Damit tut er etwas ganz Seltsames: Er gibt den Worten Tod und Leben einen neuen Sinn: Leben heißt da nicht mehr: auf Erden existieren und nicht begraben sein, sondern durch den Glauben mit Jesus in Gemeinschaft stehen - und das heißt: Gott so ganz zu trauen, wie er. Und Tod heißt nicht mehr: im Sarg liegen, sondern: außerhalb solchen Gottvertrauens seiner Existenz Boden unter die Füßen zu bringen suchen. Das ist die Grenze, die Jesus zwischen Tod und Leben zieht - eine Grenze vollständig quer zu der von uns gewöhnlich behaupteten. Denn wem wollte so einfach einleuchten, dass einer, der auf dem Friedhof liegt, lebendiger sein sollte als ein anderer, der uns auf der Straße begegnen mag?

Und doch ist es so. Weil genau hier, mitten in der Lazarusgeschichte Ostern beginnt. Beginnt mit einer Revolution der Sprache im Munde Jesu. Er stellt unsere Menschenwörter auf den Kopf. Und dann fragt er Marta und mit ihr zusammen auch uns: Glaubst du das? Traust du diesen neuen Worten? Doch: Dürfen wir einem trauen, der einfach Wörter ändert? Kann das nicht jeder?

IV.

- **GESTELLTE AUFGABE 1**: Geben Sie den Text über Tod und Leben von „Damit tut er“ bis „Straße begegnen mag?“ wortgetreu wieder.

- **BEREITGESTELLTES MATERIAL**:
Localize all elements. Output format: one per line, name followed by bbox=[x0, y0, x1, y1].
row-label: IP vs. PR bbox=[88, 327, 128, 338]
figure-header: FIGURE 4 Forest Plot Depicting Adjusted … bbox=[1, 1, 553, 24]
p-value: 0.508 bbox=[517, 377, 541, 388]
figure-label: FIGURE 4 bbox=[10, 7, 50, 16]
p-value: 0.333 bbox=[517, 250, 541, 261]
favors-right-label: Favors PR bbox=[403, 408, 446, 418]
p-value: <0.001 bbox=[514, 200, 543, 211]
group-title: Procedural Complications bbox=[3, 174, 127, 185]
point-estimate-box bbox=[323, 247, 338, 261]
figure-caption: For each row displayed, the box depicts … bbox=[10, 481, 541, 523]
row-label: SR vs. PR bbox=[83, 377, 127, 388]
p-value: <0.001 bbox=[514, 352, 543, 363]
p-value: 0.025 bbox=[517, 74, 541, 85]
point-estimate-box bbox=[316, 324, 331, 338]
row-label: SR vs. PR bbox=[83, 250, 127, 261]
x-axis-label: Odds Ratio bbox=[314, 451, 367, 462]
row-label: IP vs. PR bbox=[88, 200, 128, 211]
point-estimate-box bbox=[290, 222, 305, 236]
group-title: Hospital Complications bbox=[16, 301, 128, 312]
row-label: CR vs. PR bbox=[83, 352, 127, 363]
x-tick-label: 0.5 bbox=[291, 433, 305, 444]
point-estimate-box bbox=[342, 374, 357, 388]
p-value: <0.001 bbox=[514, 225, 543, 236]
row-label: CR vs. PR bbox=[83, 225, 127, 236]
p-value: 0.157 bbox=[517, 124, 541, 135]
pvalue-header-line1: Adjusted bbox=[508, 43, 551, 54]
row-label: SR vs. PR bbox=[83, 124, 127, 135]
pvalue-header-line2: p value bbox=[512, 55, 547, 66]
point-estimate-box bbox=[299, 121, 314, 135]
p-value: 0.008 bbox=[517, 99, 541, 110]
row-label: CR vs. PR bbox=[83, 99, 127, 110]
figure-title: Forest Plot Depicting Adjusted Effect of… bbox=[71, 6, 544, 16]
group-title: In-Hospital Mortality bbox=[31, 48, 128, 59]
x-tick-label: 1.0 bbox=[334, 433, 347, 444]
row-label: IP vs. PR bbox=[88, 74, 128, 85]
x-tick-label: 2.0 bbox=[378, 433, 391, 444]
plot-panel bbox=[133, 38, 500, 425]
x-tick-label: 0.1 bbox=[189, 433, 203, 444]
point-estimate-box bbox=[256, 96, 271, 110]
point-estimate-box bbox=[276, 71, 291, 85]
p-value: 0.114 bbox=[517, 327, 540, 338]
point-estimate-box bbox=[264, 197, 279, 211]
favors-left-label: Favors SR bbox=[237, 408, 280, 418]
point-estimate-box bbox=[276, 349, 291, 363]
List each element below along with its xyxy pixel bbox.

==

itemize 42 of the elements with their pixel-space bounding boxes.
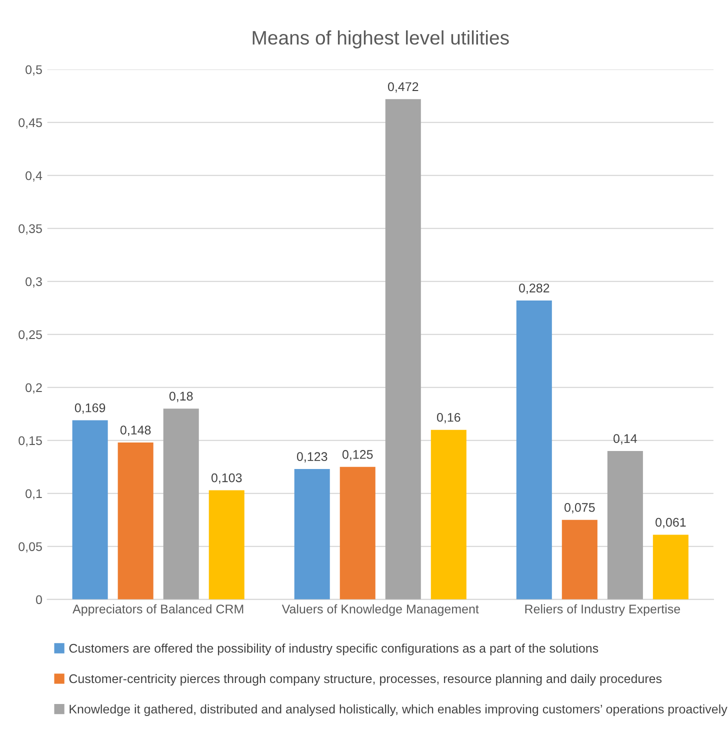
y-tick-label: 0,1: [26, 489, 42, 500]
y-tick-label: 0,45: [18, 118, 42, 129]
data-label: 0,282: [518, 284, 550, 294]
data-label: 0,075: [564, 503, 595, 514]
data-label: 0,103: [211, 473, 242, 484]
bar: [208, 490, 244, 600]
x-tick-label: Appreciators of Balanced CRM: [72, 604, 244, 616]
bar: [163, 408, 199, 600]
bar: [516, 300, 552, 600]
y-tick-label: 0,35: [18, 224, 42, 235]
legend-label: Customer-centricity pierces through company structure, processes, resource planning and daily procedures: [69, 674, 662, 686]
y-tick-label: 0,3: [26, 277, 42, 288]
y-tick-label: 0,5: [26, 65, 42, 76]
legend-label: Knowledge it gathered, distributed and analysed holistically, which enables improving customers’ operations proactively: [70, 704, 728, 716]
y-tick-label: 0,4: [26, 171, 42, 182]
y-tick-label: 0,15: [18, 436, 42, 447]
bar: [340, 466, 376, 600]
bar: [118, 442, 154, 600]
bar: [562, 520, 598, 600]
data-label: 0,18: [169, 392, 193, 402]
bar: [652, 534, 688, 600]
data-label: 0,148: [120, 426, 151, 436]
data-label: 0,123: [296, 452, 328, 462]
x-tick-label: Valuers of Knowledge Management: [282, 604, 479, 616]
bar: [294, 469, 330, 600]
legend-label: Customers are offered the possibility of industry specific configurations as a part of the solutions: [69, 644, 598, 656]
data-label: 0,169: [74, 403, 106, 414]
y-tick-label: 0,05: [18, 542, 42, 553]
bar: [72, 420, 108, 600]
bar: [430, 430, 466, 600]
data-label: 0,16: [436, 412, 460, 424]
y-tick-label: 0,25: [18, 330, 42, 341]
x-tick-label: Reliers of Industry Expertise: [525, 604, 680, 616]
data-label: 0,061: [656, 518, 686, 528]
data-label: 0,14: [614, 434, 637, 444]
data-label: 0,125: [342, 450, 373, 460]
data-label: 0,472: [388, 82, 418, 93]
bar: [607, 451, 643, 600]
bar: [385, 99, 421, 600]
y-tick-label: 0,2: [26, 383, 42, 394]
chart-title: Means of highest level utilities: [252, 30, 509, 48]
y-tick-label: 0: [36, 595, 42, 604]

--

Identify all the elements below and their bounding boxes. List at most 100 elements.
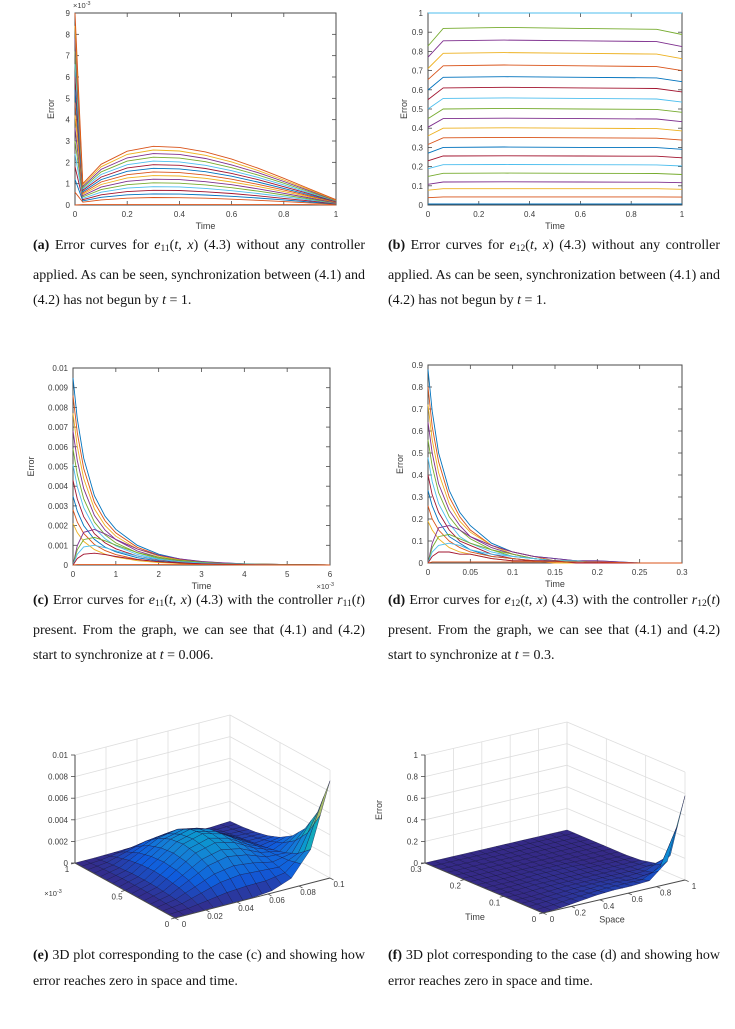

- **GESTELLTE AUFGABE 2**: Benennen Sie in der Auflistung „p-value“ in „p_value“ um, und zwar von der Zeile mit „Localize all elements.“ bis zur Zeile mit „x-tick-label: 2.0 bbox=[378, 433, 391, 444]“, beide eingeschlossen. Geben Sie nur diese Zeilen aus und lassen Sie alles Übrige unverändert.

- **ERWARTETE ANTWORT 1**:
Damit tut er etwas ganz Seltsames: Er gibt den Worten Tod und Leben einen neuen Sinn: Leben heißt da nicht mehr: auf Erden existieren und nicht begraben sein, sondern durch den Glauben mit Jesus in Gemeinschaft stehen - und das heißt: Gott so ganz zu trauen, wie er. Und Tod heißt nicht mehr: im Sarg liegen, sondern: außerhalb solchen Gottvertrauens seiner Existenz Boden unter die Füßen zu bringen suchen. Das ist die Grenze, die Jesus zwischen Tod und Leben zieht - eine Grenze vollständig quer zu der von uns gewöhnlich behaupteten. Denn wem wollte so einfach einleuchten, dass einer, der auf dem Friedhof liegt, lebendiger sein sollte als ein anderer, der uns auf der Straße begegnen mag?

- **ERWARTETE ANTWORT 2**:
Localize all elements. Output format: one per line, name followed by bbox=[x0, y0, x1, y1].
row-label: IP vs. PR bbox=[88, 327, 128, 338]
figure-header: FIGURE 4 Forest Plot Depicting Adjusted … bbox=[1, 1, 553, 24]
p_value: 0.508 bbox=[517, 377, 541, 388]
figure-label: FIGURE 4 bbox=[10, 7, 50, 16]
p_value: 0.333 bbox=[517, 250, 541, 261]
favors-right-label: Favors PR bbox=[403, 408, 446, 418]
p_value: <0.001 bbox=[514, 200, 543, 211]
group-title: Procedural Complications bbox=[3, 174, 127, 185]
point-estimate-box bbox=[323, 247, 338, 261]
figure-caption: For each row displayed, the box depicts … bbox=[10, 481, 541, 523]
row-label: SR vs. PR bbox=[83, 377, 127, 388]
p_value: <0.001 bbox=[514, 352, 543, 363]
p_value: 0.025 bbox=[517, 74, 541, 85]
point-estimate-box bbox=[316, 324, 331, 338]
row-label: SR vs. PR bbox=[83, 250, 127, 261]
x-axis-label: Odds Ratio bbox=[314, 451, 367, 462]
row-label: IP vs. PR bbox=[88, 200, 128, 211]
point-estimate-box bbox=[290, 222, 305, 236]
group-title: Hospital Complications bbox=[16, 301, 128, 312]
row-label: CR vs. PR bbox=[83, 352, 127, 363]
x-tick-label: 0.5 bbox=[291, 433, 305, 444]
point-estimate-box bbox=[342, 374, 357, 388]
p_value: <0.001 bbox=[514, 225, 543, 236]
row-label: CR vs. PR bbox=[83, 225, 127, 236]
p_value: 0.157 bbox=[517, 124, 541, 135]
pvalue-header-line1: Adjusted bbox=[508, 43, 551, 54]
row-label: SR vs. PR bbox=[83, 124, 127, 135]
pvalue-header-line2: p value bbox=[512, 55, 547, 66]
point-estimate-box bbox=[299, 121, 314, 135]
p_value: 0.008 bbox=[517, 99, 541, 110]
row-label: CR vs. PR bbox=[83, 99, 127, 110]
figure-title: Forest Plot Depicting Adjusted Effect of… bbox=[71, 6, 544, 16]
group-title: In-Hospital Mortality bbox=[31, 48, 128, 59]
x-tick-label: 1.0 bbox=[334, 433, 347, 444]
row-label: IP vs. PR bbox=[88, 74, 128, 85]
x-tick-label: 2.0 bbox=[378, 433, 391, 444]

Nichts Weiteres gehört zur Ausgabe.